### Stated exercise
Review the material line by line. Identify and copy every line that contains the string "this".

—————

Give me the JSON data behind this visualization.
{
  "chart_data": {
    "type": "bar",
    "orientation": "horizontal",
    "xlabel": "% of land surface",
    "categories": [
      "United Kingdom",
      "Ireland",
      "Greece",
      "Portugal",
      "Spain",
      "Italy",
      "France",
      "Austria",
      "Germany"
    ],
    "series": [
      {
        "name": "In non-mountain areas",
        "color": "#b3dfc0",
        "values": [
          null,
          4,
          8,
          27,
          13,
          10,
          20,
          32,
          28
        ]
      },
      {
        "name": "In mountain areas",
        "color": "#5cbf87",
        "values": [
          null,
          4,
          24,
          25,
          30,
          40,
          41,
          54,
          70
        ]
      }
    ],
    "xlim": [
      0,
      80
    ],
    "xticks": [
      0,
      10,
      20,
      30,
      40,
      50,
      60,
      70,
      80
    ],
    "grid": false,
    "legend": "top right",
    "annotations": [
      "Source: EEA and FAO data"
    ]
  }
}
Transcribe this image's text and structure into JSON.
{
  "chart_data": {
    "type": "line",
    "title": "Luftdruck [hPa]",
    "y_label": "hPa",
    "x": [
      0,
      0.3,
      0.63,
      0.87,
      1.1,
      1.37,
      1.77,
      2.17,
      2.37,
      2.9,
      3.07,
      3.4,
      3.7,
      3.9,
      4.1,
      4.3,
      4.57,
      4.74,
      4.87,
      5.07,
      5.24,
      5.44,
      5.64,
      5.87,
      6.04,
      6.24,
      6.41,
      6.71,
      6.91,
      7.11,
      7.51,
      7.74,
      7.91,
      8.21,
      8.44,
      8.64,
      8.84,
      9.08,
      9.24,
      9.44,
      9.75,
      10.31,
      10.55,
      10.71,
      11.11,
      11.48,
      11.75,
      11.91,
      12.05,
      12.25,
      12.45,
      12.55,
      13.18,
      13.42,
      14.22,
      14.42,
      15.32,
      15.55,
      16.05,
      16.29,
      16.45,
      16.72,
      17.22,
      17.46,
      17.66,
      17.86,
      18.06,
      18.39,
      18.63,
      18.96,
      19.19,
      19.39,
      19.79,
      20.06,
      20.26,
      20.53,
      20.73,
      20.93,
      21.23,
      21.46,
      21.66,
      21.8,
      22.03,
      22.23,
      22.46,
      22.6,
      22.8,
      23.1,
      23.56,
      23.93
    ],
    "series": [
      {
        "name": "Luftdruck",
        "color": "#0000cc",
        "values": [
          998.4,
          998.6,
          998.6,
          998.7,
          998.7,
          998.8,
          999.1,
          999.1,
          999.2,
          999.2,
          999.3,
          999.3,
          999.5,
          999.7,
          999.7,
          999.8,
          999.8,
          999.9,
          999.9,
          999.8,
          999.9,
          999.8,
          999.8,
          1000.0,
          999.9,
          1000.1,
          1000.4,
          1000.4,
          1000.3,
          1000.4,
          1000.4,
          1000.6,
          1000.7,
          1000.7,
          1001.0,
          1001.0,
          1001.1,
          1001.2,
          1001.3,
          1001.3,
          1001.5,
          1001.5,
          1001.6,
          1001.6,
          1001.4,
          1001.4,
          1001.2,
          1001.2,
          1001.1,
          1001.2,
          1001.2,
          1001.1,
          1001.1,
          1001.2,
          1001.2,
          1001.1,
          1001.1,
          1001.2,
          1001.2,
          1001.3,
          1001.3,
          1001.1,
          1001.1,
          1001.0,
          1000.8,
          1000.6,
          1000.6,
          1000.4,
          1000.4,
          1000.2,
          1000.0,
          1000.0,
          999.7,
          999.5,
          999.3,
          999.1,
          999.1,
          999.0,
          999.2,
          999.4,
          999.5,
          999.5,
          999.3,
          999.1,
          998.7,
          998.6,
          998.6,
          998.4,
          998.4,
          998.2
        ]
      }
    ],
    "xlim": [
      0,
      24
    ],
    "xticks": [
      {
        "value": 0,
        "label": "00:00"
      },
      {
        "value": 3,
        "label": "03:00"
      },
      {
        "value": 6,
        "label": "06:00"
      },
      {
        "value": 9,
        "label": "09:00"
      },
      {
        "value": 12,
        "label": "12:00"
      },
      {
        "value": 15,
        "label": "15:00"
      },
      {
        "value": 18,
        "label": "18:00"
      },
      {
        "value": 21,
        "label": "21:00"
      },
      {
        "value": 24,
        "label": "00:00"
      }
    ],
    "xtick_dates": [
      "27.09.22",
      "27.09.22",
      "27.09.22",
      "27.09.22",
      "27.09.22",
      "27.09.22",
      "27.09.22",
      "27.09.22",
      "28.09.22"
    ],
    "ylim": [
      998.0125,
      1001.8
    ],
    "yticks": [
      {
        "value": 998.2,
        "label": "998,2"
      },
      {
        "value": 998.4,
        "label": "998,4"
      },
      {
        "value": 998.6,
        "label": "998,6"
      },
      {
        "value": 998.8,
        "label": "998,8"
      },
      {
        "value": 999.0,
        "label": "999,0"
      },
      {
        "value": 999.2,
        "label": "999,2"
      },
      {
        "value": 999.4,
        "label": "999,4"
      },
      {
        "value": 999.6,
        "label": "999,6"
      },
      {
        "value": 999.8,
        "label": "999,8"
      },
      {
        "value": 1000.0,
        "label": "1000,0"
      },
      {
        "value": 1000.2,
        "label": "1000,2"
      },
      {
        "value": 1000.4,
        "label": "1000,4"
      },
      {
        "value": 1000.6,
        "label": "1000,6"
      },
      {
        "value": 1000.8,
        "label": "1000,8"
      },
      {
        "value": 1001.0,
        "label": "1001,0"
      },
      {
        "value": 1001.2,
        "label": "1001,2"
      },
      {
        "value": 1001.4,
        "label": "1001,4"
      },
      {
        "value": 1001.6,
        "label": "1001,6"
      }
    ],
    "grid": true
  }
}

—————

### Finished exercise
Give me the JSON data behind this visualization.
Transcribe this image's text and structure into JSON.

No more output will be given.